→ Exercise instructions:
Without skipping any entry, transcribe the data word for word.

→ Data records:
►

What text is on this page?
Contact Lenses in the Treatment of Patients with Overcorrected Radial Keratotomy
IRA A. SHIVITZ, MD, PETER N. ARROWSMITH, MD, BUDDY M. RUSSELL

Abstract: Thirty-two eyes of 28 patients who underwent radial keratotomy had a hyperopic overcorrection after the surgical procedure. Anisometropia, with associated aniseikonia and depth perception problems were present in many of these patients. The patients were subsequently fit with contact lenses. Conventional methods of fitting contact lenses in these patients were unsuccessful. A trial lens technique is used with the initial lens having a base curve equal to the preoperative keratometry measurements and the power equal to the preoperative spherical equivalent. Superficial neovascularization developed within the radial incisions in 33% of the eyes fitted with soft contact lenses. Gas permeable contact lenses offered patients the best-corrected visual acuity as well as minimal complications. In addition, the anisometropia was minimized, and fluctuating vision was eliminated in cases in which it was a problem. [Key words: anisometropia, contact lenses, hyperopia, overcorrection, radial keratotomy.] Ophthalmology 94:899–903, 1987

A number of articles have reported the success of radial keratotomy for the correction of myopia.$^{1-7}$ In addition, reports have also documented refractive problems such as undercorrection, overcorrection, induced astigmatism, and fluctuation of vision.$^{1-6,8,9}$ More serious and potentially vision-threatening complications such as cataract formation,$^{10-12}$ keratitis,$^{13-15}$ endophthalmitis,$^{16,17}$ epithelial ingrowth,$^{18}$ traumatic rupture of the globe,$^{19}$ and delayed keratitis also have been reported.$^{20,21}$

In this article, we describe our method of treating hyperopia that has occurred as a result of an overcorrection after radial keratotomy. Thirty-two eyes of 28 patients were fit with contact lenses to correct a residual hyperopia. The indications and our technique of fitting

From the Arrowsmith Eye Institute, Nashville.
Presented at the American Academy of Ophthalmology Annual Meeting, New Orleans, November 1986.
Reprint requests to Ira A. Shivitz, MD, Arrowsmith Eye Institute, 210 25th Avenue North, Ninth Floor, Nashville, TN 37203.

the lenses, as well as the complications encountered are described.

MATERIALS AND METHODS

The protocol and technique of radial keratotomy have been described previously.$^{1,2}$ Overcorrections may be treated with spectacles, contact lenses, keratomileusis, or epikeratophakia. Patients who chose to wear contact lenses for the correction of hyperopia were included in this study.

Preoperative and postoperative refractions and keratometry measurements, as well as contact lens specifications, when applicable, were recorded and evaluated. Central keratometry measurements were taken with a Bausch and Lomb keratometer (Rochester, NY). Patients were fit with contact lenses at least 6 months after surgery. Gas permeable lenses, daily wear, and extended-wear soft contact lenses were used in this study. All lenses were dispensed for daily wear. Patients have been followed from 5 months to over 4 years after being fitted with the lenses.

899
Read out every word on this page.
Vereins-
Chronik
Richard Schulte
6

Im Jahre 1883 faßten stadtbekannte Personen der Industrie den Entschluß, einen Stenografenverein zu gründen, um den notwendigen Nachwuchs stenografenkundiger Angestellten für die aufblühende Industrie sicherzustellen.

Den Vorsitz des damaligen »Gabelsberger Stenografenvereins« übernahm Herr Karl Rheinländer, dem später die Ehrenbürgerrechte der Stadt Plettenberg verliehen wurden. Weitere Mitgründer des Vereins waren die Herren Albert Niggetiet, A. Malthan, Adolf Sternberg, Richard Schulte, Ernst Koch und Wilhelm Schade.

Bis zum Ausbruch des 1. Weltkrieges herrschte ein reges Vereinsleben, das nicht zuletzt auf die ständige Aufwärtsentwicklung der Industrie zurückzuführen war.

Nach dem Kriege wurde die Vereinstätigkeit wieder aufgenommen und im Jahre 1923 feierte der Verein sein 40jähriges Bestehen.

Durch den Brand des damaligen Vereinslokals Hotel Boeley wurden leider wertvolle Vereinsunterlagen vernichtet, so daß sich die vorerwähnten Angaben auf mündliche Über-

◄

→ Result for this task:
What text is on this page?
Contact Lenses in the Treatment of Patients with Overcorrected Radial Keratotomy
IRA A. SHIVITZ, MD, PETER N. ARROWSMITH, MD, BUDDY M. RUSSELL

Abstract: Thirty-two eyes of 28 patients who underwent radial keratotomy had a hyperopic overcorrection after the surgical procedure. Anisometropia, with associated aniseikonia and depth perception problems were present in many of these patients. The patients were subsequently fit with contact lenses. Conventional methods of fitting contact lenses in these patients were unsuccessful. A trial lens technique is used with the initial lens having a base curve equal to the preoperative keratometry measurements and the power equal to the preoperative spherical equivalent. Superficial neovascularization developed within the radial incisions in 33% of the eyes fitted with soft contact lenses. Gas permeable contact lenses offered patients the best-corrected visual acuity as well as minimal complications. In addition, the anisometropia was minimized, and fluctuating vision was eliminated in cases in which it was a problem. [Key words: anisometropia, contact lenses, hyperopia, overcorrection, radial keratotomy.] Ophthalmology 94:899–903, 1987

A number of articles have reported the success of radial keratotomy for the correction of myopia.$^{1-7}$ In addition, reports have also documented refractive problems such as undercorrection, overcorrection, induced astigmatism, and fluctuation of vision.$^{1-6,8,9}$ More serious and potentially vision-threatening complications such as cataract formation,$^{10-12}$ keratitis,$^{13-15}$ endophthalmitis,$^{16,17}$ epithelial ingrowth,$^{18}$ traumatic rupture of the globe,$^{19}$ and delayed keratitis also have been reported.$^{20,21}$

In this article, we describe our method of treating hyperopia that has occurred as a result of an overcorrection after radial keratotomy. Thirty-two eyes of 28 patients were fit with contact lenses to correct a residual hyperopia. The indications and our technique of fitting

From the Arrowsmith Eye Institute, Nashville.
Presented at the American Academy of Ophthalmology Annual Meeting, New Orleans, November 1986.
Reprint requests to Ira A. Shivitz, MD, Arrowsmith Eye Institute, 210 25th Avenue North, Ninth Floor, Nashville, TN 37203.

the lenses, as well as the complications encountered are described.

MATERIALS AND METHODS

The protocol and technique of radial keratotomy have been described previously.$^{1,2}$ Overcorrections may be treated with spectacles, contact lenses, keratomileusis, or epikeratophakia. Patients who chose to wear contact lenses for the correction of hyperopia were included in this study.

Preoperative and postoperative refractions and keratometry measurements, as well as contact lens specifications, when applicable, were recorded and evaluated. Central keratometry measurements were taken with a Bausch and Lomb keratometer (Rochester, NY). Patients were fit with contact lenses at least 6 months after surgery. Gas permeable lenses, daily wear, and extended-wear soft contact lenses were used in this study. All lenses were dispensed for daily wear. Patients have been followed from 5 months to over 4 years after being fitted with the lenses.

899
Read out every word on this page.
Vereins-
Chronik
Richard Schulte
6

Im Jahre 1883 faßten stadtbekannte Personen der Industrie den Entschluß, einen Stenografenverein zu gründen, um den notwendigen Nachwuchs stenografenkundiger Angestellten für die aufblühende Industrie sicherzustellen.

Den Vorsitz des damaligen »Gabelsberger Stenografenvereins« übernahm Herr Karl Rheinländer, dem später die Ehrenbürgerrechte der Stadt Plettenberg verliehen wurden. Weitere Mitgründer des Vereins waren die Herren Albert Niggetiet, A. Malthan, Adolf Sternberg, Richard Schulte, Ernst Koch und Wilhelm Schade.

Bis zum Ausbruch des 1. Weltkrieges herrschte ein reges Vereinsleben, das nicht zuletzt auf die ständige Aufwärtsentwicklung der Industrie zurückzuführen war.

Nach dem Kriege wurde die Vereinstätigkeit wieder aufgenommen und im Jahre 1923 feierte der Verein sein 40jähriges Bestehen.

Durch den Brand des damaligen Vereinslokals Hotel Boeley wurden leider wertvolle Vereinsunterlagen vernichtet, so daß sich die vorerwähnten Angaben auf mündliche Über-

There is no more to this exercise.